TEKS BACAAN
Karena sama-sama menggemar dunia fesyen - sebagian besar anggota juga berkarier di industri ini, maka tampilan anggota Rad Supersonic sangatlah menarik.
Ada yang memakai sepatu roda bermotif leopard, ada yang memakai sepatu berkulit pink dan roda berwarna biru, ada pula yang memadupadankan warna sepatunya dengan bajunya yang beraneka warna.
Berada di tengah komunitas ini seakan berada di tengah era 1980-an yang ceria dan meriah.
Sambil berlenggang, seorang anggota bernama Raras bercerita, ia bisa lihai bermain roller skates karena waktu SMA sudah jago main inline skates.
"Katanya main sepatu roda itu kayak memori. Kalau otot kita punya memori bersepatu roda, tinggal mengikuti saja. Saya satu bulan sudah bisa pelan-pelan meluncur. Tapi pastinya setiap orang beda-beda," tuturnya.
Kepada saya Acha ikut mengenang jaman masih belajar roller skates.
"Kalau saya bahkan sampai berguru dengan atlet sepatu roda bernama Om Dece," katanya sambil tersenyum.
 Acha saat meluncur dengan sepatu rodanya. (CNN Indonesia/Bisma Septalisma) |
Di GBK tidak ada arena rintangan seperti di skate park RPTA Taman Puring, jadi mereka hanya bisa hilir mudik meluncur.
Salah satu dari anggota Rad Supersonic ada yang ide membuat rintangan sendiri dengan menaruh sejumlah kerucut kecil berjajar.
Kemudian mereka bergantian mengitari arena buatan tersebut. Kaki mereka berkelok-kelok seolah tak kesulitan.
Raras bercerita sebenarnya ia mendambakan area khusus di GBK untuk olahraga beroda. Pasalnya sekarang ini pemain sepatu roda hanya boleh bermain di jalur Pintu Tiga.
"Kita kalau sudah progres [belajarnya] biasanya ingin belajar trik. GBK kan gelanggang olahraga. Seharusnya ada arena buat yang beroda. Karena sejauh ini kita main setiap di GBK disuruh pindah-pindah. Diusir-usir terus," curhatnya.
Sang kawan, Hanna, mengamini pernyataan tersebut.
"Meskipun
skate park sudah ada di beberapa wilayah di Jakarta seperti Pasar Rebo, Taman Puring dan Dukuh Atas, GBK sebetulnya jadi area paling strategis buat berkumpul," ucapnya.

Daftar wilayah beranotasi
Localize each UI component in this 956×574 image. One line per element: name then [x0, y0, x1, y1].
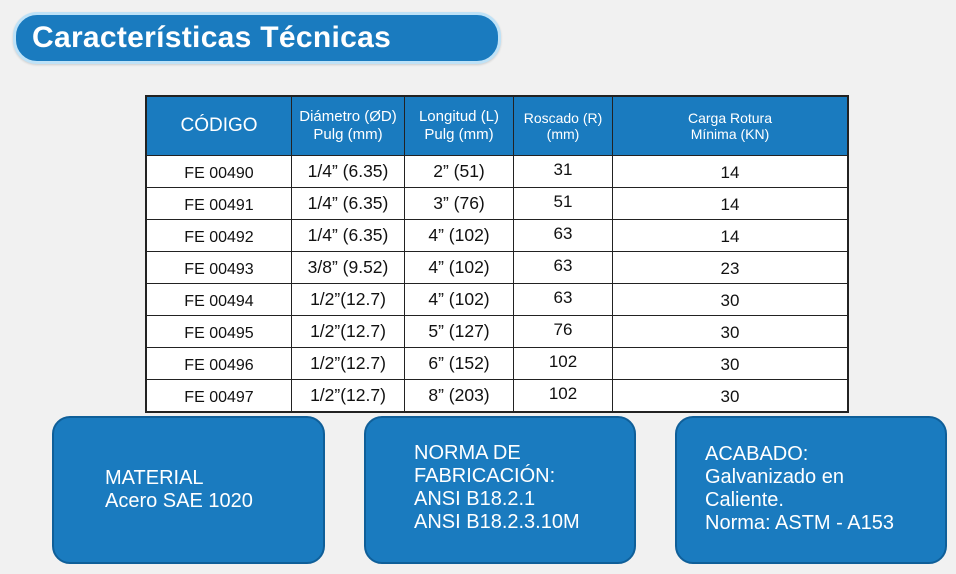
cell-load: 30: [612, 315, 849, 348]
cell-thread: 63: [513, 283, 613, 316]
table-row: FE 00496 1/2”(12.7) 6” (152) 102 30: [145, 347, 849, 380]
cell-load: 30: [612, 379, 849, 413]
column-header-load-line2: Mínima (KN): [690, 126, 770, 142]
finish-card-value-line2: Caliente.: [705, 489, 784, 511]
cell-load: 23: [612, 251, 849, 284]
cell-length: 4” (102): [404, 219, 514, 252]
cell-length: 5” (127): [404, 315, 514, 348]
column-header-load: Carga Rotura Mínima (KN): [612, 95, 849, 156]
cell-diameter: 3/8” (9.52): [291, 251, 405, 284]
column-header-diameter: Diámetro (ØD) Pulg (mm): [291, 95, 405, 156]
table-row: FE 00490 1/4” (6.35) 2” (51) 31 14: [145, 155, 849, 188]
table-row: FE 00497 1/2”(12.7) 8” (203) 102 30: [145, 379, 849, 413]
cell-code: FE 00494: [145, 283, 292, 316]
column-header-length-line2: Pulg (mm): [424, 126, 494, 143]
cell-thread: 63: [513, 219, 613, 252]
cell-thread: 102: [513, 379, 613, 413]
cell-length: 2” (51): [404, 155, 514, 188]
cell-thread: 76: [513, 315, 613, 348]
page-title: Características Técnicas: [13, 12, 501, 64]
standard-card-title-line2: FABRICACIÓN:: [414, 465, 556, 487]
cell-diameter: 1/2”(12.7): [291, 315, 405, 348]
column-header-thread-line2: (mm): [546, 126, 580, 142]
column-header-length-line1: Longitud (L): [418, 108, 500, 125]
standard-card-value-1: ANSI B18.2.1: [414, 488, 536, 510]
table-header-row: CÓDIGO Diámetro (ØD) Pulg (mm) Longitud …: [145, 95, 849, 156]
cell-thread: 102: [513, 347, 613, 380]
cell-load: 14: [612, 187, 849, 220]
cell-code: FE 00491: [145, 187, 292, 220]
column-header-thread: Roscado (R) (mm): [513, 95, 613, 156]
cell-diameter: 1/4” (6.35): [291, 187, 405, 220]
cell-code: FE 00490: [145, 155, 292, 188]
material-card-value: Acero SAE 1020: [105, 490, 253, 512]
cell-thread: 51: [513, 187, 613, 220]
column-header-load-line1: Carga Rotura: [687, 110, 773, 126]
standard-card-title-line1: NORMA DE: [414, 442, 521, 464]
material-card: MATERIAL Acero SAE 1020: [52, 416, 325, 564]
finish-card: ACABADO: Galvanizado en Caliente. Norma:…: [675, 416, 947, 564]
column-header-code: CÓDIGO: [145, 95, 292, 156]
cell-diameter: 1/2”(12.7): [291, 283, 405, 316]
cell-length: 4” (102): [404, 251, 514, 284]
finish-card-title: ACABADO:: [705, 443, 809, 465]
specs-table: CÓDIGO Diámetro (ØD) Pulg (mm) Longitud …: [145, 95, 849, 413]
table-row: FE 00495 1/2”(12.7) 5” (127) 76 30: [145, 315, 849, 348]
cell-code: FE 00492: [145, 219, 292, 252]
cell-length: 3” (76): [404, 187, 514, 220]
manufacturing-standard-card: NORMA DE FABRICACIÓN: ANSI B18.2.1 ANSI …: [364, 416, 636, 564]
cell-code: FE 00496: [145, 347, 292, 380]
table-row: FE 00494 1/2”(12.7) 4” (102) 63 30: [145, 283, 849, 316]
table-row: FE 00493 3/8” (9.52) 4” (102) 63 23: [145, 251, 849, 284]
cell-diameter: 1/4” (6.35): [291, 219, 405, 252]
column-header-length: Longitud (L) Pulg (mm): [404, 95, 514, 156]
cell-length: 6” (152): [404, 347, 514, 380]
cell-load: 30: [612, 283, 849, 316]
cell-diameter: 1/2”(12.7): [291, 347, 405, 380]
cell-code: FE 00497: [145, 379, 292, 413]
finish-card-standard: Norma: ASTM - A153: [705, 512, 894, 534]
column-header-diameter-line2: Pulg (mm): [313, 126, 383, 143]
cell-code: FE 00493: [145, 251, 292, 284]
table-row: FE 00491 1/4” (6.35) 3” (76) 51 14: [145, 187, 849, 220]
cell-load: 14: [612, 155, 849, 188]
cell-load: 14: [612, 219, 849, 252]
cell-thread: 63: [513, 251, 613, 284]
column-header-diameter-line1: Diámetro (ØD): [299, 108, 397, 125]
material-card-title: MATERIAL: [105, 467, 204, 489]
cell-diameter: 1/4” (6.35): [291, 155, 405, 188]
cell-thread: 31: [513, 155, 613, 188]
standard-card-value-2: ANSI B18.2.3.10M: [414, 511, 580, 533]
column-header-code-label: CÓDIGO: [180, 115, 258, 136]
column-header-thread-line1: Roscado (R): [523, 110, 603, 126]
cell-length: 8” (203): [404, 379, 514, 413]
cell-length: 4” (102): [404, 283, 514, 316]
table-row: FE 00492 1/4” (6.35) 4” (102) 63 14: [145, 219, 849, 252]
cell-diameter: 1/2”(12.7): [291, 379, 405, 413]
cell-load: 30: [612, 347, 849, 380]
finish-card-value-line1: Galvanizado en: [705, 466, 844, 488]
cell-code: FE 00495: [145, 315, 292, 348]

DAFTAR TUGAS
1. Salin ulang bagian teks tentang komunitas sepatu roda, mulai dari "Ada yang memakai sepatu roda" sampai "main inline skates.".
2. Menurut teks tentang komunitas sepatu roda, di jalur mana saja pemain sepatu roda sekarang boleh bermain di GBK?
3. Tentukan apakah setiap pernyataan berikut sesuai dengan teks tentang komunitas sepatu roda. Jawab ya atau tidak, lalu kutip kata-kata teks yang menentukan jawabannya. (a) Raras lihai bermain roller skates karena sudah jago main inline skates sejak SMA. (b) Di GBK tersedia arena rintangan seperti di skate park RPTA Taman Puring. (c) Acha pernah berguru dengan atlet sepatu roda bernama Om Dece.

JAWABAN TUGAS
1.
Ada yang memakai sepatu roda bermotif leopard, ada yang memakai sepatu berkulit pink dan roda berwarna biru, ada pula yang memadupadankan warna sepatunya dengan bajunya yang beraneka warna.
Berada di tengah komunitas ini seakan berada di tengah era 1980-an yang ceria dan meriah.
Sambil berlenggang, seorang anggota bernama Raras bercerita, ia bisa lihai bermain roller skates karena waktu SMA sudah jago main inline skates.

2. Hanya di jalur Pintu Tiga.

3.
(a) Ya: "ia bisa lihai bermain roller skates karena waktu SMA sudah jago main inline skates"
(b) Tidak: "Di GBK tidak ada arena rintangan seperti di skate park RPTA Taman Puring"
(c) Ya: "Kalau saya bahkan sampai berguru dengan atlet sepatu roda bernama Om Dece"